■ **Problem**:
Exactly as they appear, output all of the records. Skip any images.

# start of Listing

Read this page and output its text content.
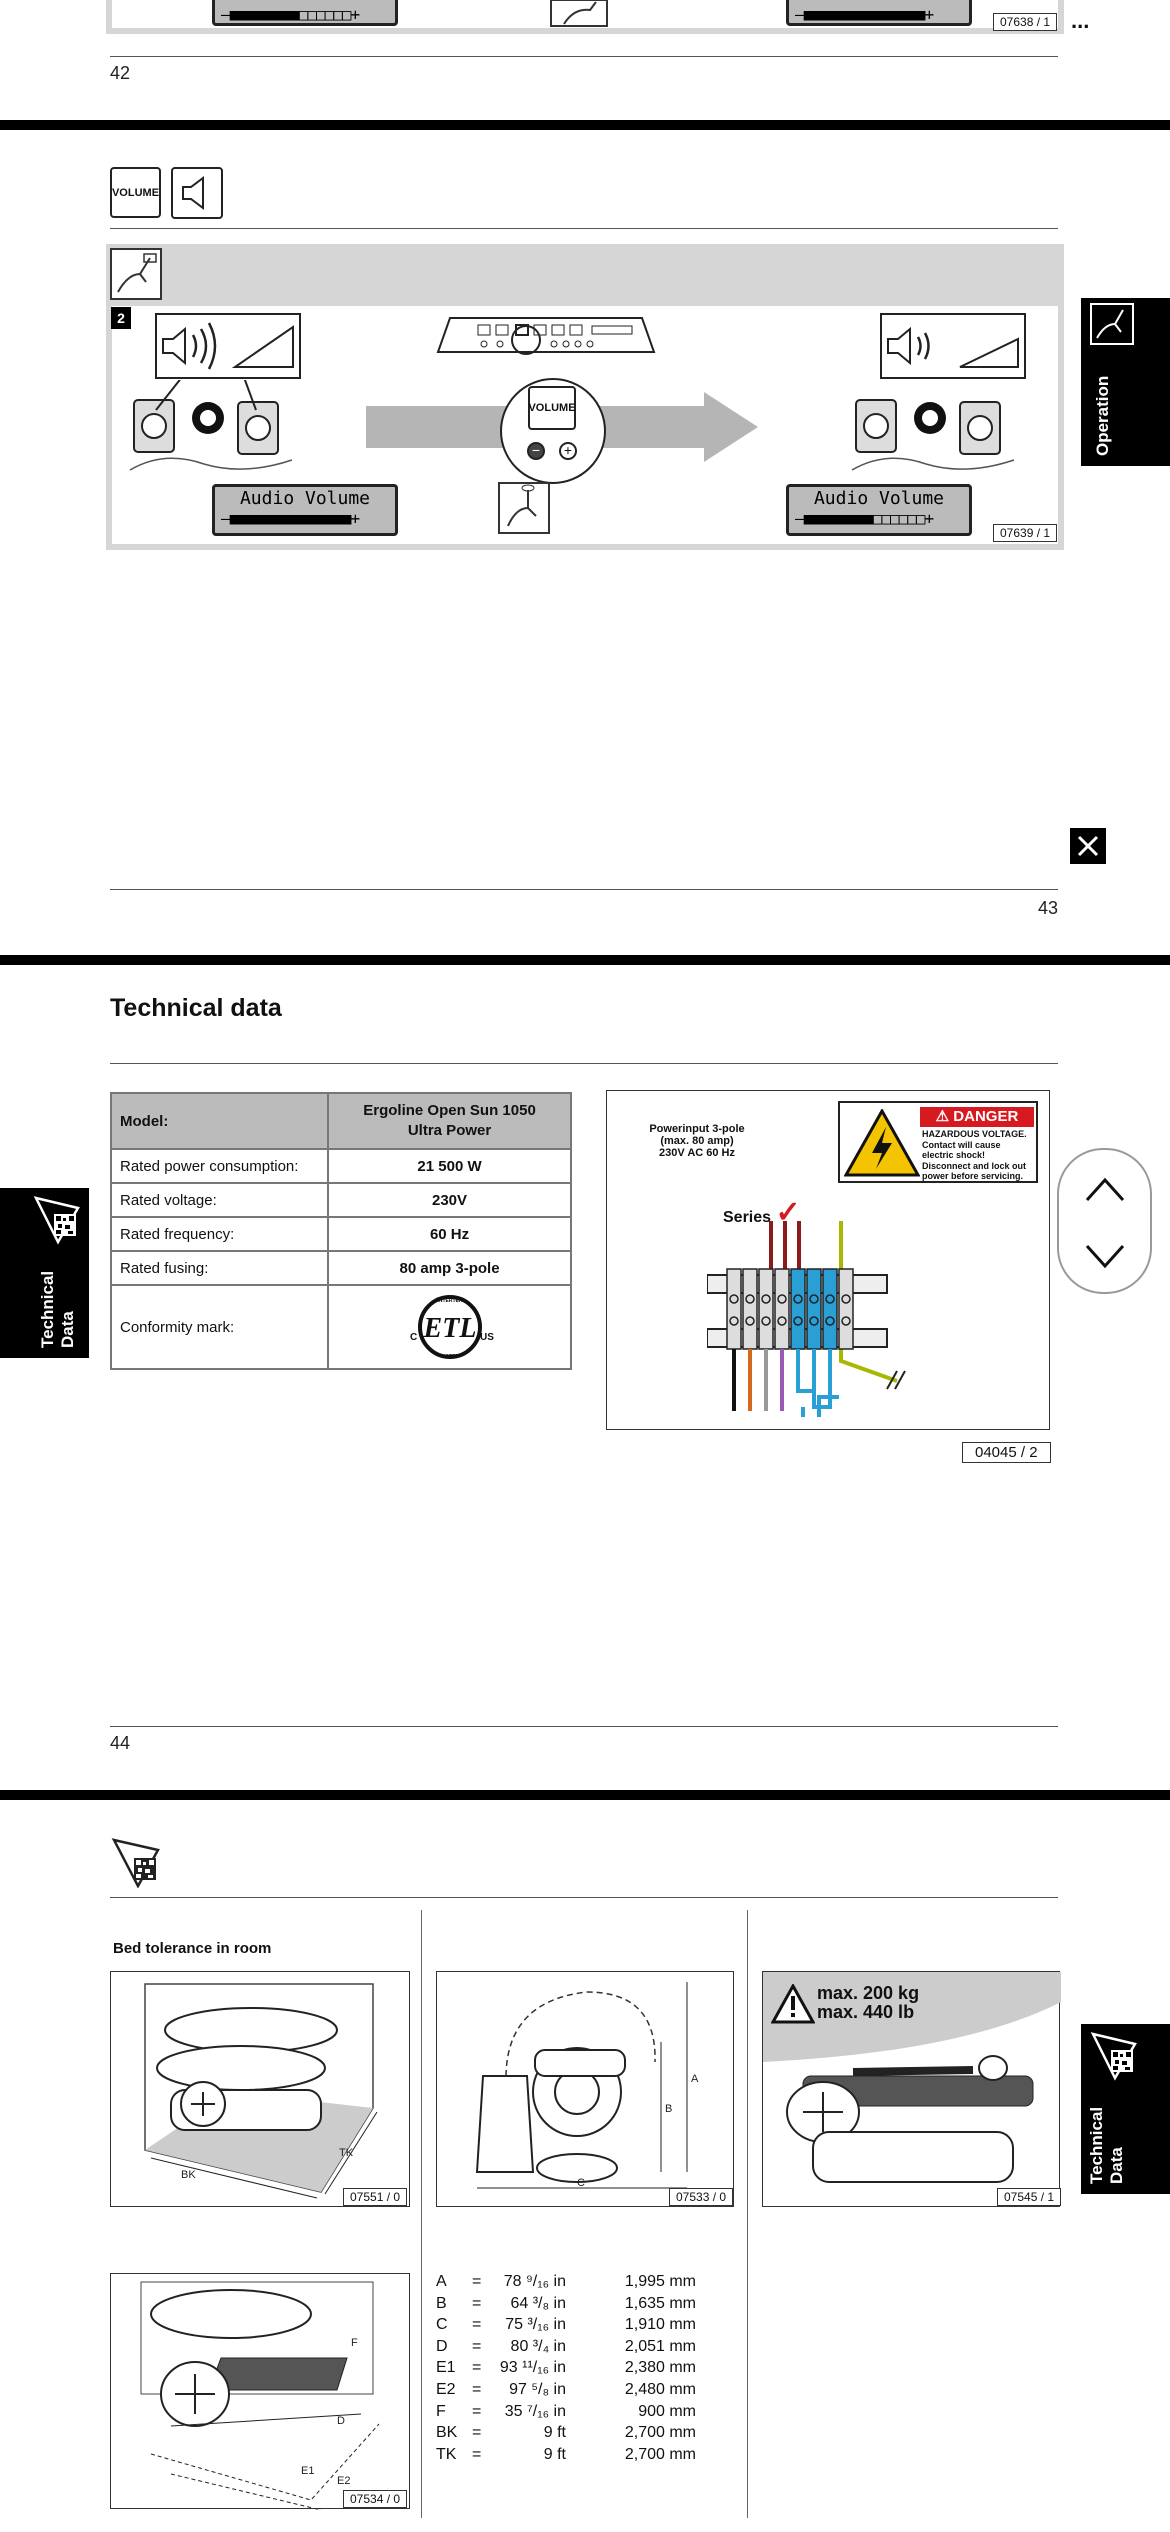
–■■■■■■■■□□□□□□+	–■■■■■■■■■■■■■■+	07638 / 1 ...
42
VOLUME
2
Audio Volume
–■■■■■■■■■■■■■■+
VOLUME
−	+
Audio Volume
–■■■■■■■■□□□□□□+
07639 / 1
Operation
43
Technical data
Model:	Ergoline Open Sun 1050
Ultra Power

Rated power consumption:	21 500 W
Rated voltage:	230V
Rated frequency:	60 Hz
Rated fusing:	80 amp 3-pole
Conformity mark:	ETL
INTERTEK
LISTED
C US
Powerinput 3-pole
(max. 80 amp)
230V AC 60 Hz
⚠ DANGER
HAZARDOUS VOLTAGE.
Contact will cause
electric shock!
Disconnect and lock out
power before servicing.
Series ✓
04045 / 2
Technical Data
44
Bed tolerance in room
BK
TK
07551 / 0
A
B
C
07533 / 0
max. 200 kg
max. 440 lb
07545 / 1
Technical Data
F
D
E1
E2
07534 / 0
A = 78 ⁹/₁₆ in	1,995 mm
B = 64 ³/₈ in	1,635 mm
C = 75 ³/₁₆ in	1,910 mm
D = 80 ³/₄ in	2,051 mm
E1 = 93 ¹¹/₁₆ in	2,380 mm
E2 = 97 ⁵/₈ in	2,480 mm
F = 35 ⁷/₁₆ in	900 mm
BK =	9 ft	2,700 mm
TK =	9 ft	2,700 mm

# end of Listing

■ **Reply**:
Read this page and output its text content.
–■■■■■■■■□□□□□□+	–■■■■■■■■■■■■■■+	07638 / 1 ...
42
VOLUME
2
Audio Volume
–■■■■■■■■■■■■■■+
VOLUME
−	+
Audio Volume
–■■■■■■■■□□□□□□+
07639 / 1
Operation
43
Technical data
Model:	Ergoline Open Sun 1050
Ultra Power

Rated power consumption:	21 500 W
Rated voltage:	230V
Rated frequency:	60 Hz
Rated fusing:	80 amp 3-pole
Conformity mark:	ETL
INTERTEK
LISTED
C US
Powerinput 3-pole
(max. 80 amp)
230V AC 60 Hz
⚠ DANGER
HAZARDOUS VOLTAGE.
Contact will cause
electric shock!
Disconnect and lock out
power before servicing.
Series ✓
04045 / 2
Technical Data
44
Bed tolerance in room
BK
TK
07551 / 0
A
B
C
07533 / 0
max. 200 kg
max. 440 lb
07545 / 1
Technical Data
F
D
E1
E2
07534 / 0
A = 78 ⁹/₁₆ in	1,995 mm
B = 64 ³/₈ in	1,635 mm
C = 75 ³/₁₆ in	1,910 mm
D = 80 ³/₄ in	2,051 mm
E1 = 93 ¹¹/₁₆ in	2,380 mm
E2 = 97 ⁵/₈ in	2,480 mm
F = 35 ⁷/₁₆ in	900 mm
BK =	9 ft	2,700 mm
TK =	9 ft	2,700 mm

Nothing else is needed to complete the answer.